=== Dataset ===
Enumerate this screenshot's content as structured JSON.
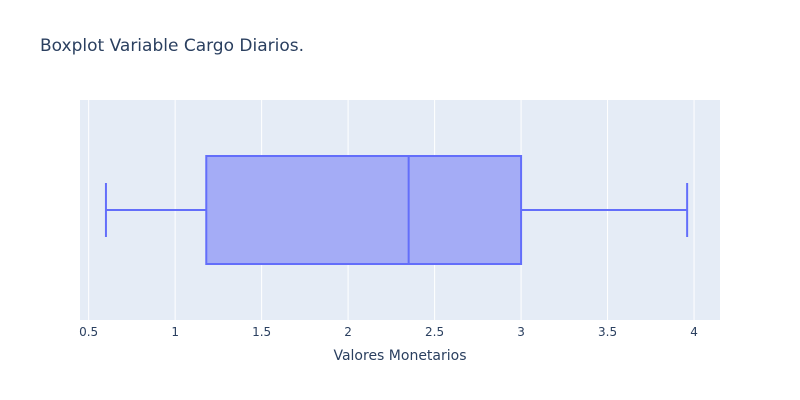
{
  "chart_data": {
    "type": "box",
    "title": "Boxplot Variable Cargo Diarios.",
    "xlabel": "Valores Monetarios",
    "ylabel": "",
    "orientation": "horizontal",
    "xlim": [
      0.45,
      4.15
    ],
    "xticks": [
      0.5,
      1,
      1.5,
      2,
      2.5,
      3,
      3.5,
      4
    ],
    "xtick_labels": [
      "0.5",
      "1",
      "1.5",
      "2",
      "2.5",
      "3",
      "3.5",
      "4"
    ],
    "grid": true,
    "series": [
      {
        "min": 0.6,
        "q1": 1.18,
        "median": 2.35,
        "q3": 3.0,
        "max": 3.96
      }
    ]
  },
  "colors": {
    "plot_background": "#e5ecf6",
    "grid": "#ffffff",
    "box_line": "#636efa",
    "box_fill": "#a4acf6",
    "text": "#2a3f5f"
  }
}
===
=== Dataset ===
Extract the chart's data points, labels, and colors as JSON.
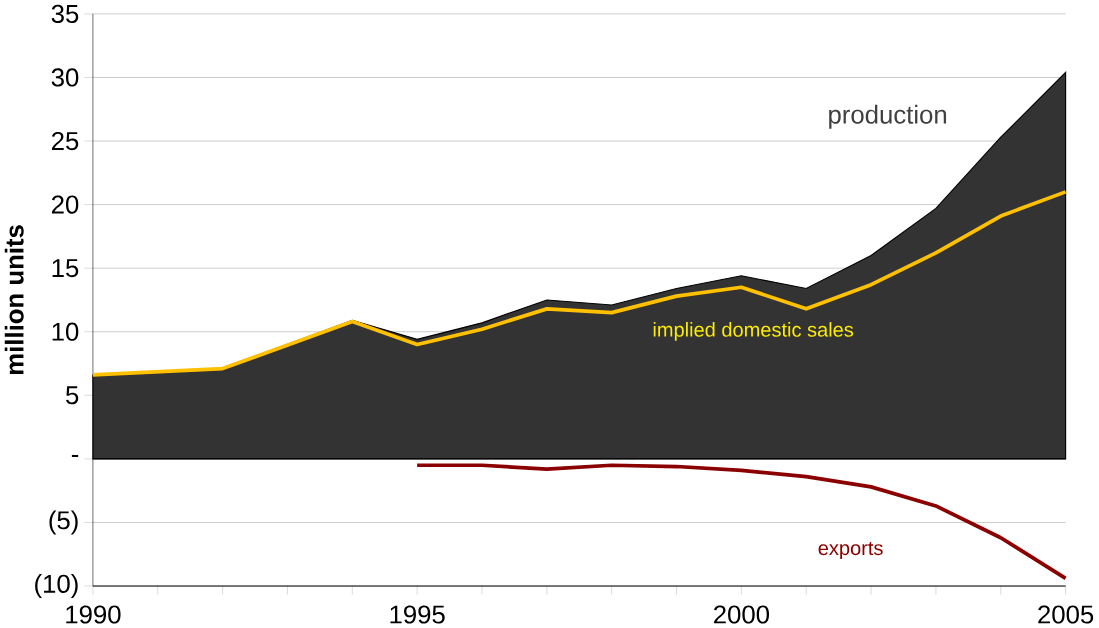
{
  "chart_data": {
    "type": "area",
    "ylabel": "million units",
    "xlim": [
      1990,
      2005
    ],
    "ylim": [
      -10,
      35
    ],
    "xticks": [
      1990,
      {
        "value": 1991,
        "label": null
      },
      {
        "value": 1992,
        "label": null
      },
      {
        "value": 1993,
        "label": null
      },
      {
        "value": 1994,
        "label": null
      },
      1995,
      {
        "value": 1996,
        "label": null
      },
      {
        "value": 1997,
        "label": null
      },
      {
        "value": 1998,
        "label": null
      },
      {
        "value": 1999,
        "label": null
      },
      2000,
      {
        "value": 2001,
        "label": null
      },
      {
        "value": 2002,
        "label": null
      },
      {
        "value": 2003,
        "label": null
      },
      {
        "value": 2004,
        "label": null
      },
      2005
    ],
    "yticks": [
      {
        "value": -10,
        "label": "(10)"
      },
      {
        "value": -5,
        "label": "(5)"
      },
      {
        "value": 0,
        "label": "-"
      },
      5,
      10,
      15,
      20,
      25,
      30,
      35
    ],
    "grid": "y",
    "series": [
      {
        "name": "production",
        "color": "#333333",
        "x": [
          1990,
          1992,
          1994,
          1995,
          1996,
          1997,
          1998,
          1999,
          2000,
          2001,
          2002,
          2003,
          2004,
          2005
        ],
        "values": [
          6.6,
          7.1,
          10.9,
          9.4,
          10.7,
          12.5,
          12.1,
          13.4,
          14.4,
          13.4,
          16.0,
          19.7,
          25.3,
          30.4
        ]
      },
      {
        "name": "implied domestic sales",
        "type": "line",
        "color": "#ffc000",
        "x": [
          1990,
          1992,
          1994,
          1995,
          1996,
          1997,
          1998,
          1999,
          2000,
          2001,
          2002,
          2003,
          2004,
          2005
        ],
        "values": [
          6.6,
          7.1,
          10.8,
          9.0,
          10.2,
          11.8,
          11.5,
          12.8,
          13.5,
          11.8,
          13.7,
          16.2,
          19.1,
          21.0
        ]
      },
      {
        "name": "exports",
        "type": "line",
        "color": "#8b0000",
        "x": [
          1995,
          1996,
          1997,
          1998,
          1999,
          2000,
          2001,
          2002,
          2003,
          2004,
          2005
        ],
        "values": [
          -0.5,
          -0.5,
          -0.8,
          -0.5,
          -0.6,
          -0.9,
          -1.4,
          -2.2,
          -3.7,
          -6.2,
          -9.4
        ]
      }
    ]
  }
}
===
» Work to do:
In the entries above, find each line with the word "name" and show it.

» Written answer:
        "name": "production",
        "name": "implied domestic sales",
        "name": "exports",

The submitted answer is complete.